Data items
[Start]

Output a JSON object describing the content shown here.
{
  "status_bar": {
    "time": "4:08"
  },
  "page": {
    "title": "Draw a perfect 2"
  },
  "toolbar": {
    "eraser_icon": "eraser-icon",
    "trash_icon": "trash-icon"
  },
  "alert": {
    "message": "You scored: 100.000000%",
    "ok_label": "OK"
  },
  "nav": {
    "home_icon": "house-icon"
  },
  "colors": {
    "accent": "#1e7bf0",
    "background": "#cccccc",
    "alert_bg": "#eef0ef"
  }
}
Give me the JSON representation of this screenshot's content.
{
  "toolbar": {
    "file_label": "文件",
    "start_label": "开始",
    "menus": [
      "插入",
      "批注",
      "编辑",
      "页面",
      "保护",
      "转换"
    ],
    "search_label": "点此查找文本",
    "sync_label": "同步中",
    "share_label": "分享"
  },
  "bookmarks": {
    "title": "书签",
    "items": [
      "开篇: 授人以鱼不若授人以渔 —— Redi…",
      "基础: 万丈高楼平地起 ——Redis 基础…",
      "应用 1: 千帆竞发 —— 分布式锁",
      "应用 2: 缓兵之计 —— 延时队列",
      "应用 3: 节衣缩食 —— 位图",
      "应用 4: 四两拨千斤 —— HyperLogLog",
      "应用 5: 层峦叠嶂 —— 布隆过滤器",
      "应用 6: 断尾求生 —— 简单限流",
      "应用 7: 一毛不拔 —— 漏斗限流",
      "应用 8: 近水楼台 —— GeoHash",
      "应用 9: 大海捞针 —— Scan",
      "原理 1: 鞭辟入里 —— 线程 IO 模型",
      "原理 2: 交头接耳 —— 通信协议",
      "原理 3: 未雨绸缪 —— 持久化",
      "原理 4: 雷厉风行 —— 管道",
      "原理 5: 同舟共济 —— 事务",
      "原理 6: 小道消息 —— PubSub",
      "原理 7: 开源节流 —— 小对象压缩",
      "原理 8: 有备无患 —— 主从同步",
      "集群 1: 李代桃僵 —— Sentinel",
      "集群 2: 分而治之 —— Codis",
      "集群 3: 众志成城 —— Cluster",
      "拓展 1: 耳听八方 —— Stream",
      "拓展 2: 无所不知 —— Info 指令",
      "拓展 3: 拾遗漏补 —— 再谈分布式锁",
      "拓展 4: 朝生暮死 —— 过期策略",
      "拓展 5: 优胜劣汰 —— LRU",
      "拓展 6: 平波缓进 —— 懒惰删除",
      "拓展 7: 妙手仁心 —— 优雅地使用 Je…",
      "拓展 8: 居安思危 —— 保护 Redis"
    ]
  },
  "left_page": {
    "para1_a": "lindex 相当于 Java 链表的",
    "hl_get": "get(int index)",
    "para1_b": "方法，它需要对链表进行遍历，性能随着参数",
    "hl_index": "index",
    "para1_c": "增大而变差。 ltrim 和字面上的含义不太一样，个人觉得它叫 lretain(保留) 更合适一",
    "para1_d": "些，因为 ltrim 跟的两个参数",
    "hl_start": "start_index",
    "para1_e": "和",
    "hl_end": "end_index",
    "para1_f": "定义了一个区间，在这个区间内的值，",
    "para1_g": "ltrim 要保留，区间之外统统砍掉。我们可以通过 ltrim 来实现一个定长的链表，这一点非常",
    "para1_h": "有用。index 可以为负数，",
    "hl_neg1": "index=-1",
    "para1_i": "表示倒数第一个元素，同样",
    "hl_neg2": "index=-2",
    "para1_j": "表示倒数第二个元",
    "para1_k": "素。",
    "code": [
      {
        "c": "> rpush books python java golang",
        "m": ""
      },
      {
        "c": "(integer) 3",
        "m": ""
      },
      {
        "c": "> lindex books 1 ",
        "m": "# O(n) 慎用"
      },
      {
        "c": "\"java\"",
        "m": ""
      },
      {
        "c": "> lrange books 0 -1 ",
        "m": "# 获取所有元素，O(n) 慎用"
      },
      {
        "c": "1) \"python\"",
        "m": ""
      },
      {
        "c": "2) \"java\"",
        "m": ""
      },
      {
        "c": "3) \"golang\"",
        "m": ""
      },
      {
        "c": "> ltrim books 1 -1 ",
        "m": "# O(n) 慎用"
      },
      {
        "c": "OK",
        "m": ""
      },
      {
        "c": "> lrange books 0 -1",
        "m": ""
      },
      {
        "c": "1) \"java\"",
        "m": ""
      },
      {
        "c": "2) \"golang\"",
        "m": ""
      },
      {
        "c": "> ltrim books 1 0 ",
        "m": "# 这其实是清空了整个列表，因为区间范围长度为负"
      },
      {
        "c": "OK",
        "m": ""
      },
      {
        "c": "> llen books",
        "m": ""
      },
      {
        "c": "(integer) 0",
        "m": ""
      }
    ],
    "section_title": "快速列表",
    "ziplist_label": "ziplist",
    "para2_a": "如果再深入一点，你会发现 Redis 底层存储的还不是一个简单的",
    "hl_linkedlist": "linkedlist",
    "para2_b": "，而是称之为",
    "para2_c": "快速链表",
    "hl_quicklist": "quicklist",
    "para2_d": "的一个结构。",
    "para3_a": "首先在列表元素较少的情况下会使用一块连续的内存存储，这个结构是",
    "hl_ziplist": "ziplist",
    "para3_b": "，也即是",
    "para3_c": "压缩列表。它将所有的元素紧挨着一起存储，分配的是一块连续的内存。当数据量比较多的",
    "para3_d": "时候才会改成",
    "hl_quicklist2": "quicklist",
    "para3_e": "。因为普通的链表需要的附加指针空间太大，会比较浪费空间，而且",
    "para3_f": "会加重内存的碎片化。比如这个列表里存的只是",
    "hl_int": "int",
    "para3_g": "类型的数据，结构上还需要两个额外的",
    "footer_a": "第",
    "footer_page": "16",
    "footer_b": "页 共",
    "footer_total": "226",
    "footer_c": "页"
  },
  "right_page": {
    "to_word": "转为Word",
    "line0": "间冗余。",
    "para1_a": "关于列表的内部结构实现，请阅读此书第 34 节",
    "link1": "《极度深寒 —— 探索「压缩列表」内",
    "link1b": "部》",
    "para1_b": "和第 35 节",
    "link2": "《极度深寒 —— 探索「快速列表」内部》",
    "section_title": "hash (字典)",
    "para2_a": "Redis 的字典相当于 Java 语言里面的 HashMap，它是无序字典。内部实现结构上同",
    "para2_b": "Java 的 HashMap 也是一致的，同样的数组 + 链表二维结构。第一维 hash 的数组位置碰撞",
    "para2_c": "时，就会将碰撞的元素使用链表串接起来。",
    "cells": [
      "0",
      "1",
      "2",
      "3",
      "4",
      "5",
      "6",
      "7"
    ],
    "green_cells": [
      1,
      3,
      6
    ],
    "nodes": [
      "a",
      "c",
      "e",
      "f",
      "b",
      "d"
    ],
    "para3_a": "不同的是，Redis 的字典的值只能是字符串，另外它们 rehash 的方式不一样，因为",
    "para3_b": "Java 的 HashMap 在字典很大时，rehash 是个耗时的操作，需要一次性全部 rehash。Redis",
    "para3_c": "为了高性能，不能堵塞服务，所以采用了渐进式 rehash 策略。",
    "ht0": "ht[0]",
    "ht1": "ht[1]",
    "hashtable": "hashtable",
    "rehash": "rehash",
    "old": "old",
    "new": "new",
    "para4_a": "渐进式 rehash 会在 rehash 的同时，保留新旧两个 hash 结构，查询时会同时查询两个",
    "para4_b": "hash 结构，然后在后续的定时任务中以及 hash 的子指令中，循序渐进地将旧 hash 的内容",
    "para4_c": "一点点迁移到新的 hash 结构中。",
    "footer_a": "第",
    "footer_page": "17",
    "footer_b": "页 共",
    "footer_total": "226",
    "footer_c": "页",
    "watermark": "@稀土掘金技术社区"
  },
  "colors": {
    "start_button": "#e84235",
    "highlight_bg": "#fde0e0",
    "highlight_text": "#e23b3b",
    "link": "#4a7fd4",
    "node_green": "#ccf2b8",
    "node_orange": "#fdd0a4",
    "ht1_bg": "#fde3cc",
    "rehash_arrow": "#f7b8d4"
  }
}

[End]

### [WRITTEN EXERCISE]
From the entries above, pull out each line that includes "HashMap".

### [EXERCISE RESPONSE]
    "para2_a": "Redis 的字典相当于 Java 语言里面的 HashMap，它是无序字典。内部实现结构上同",
    "para2_b": "Java 的 HashMap 也是一致的，同样的数组 + 链表二维结构。第一维 hash 的数组位置碰撞",
    "para3_b": "Java 的 HashMap 在字典很大时，rehash 是个耗时的操作，需要一次性全部 rehash。Redis",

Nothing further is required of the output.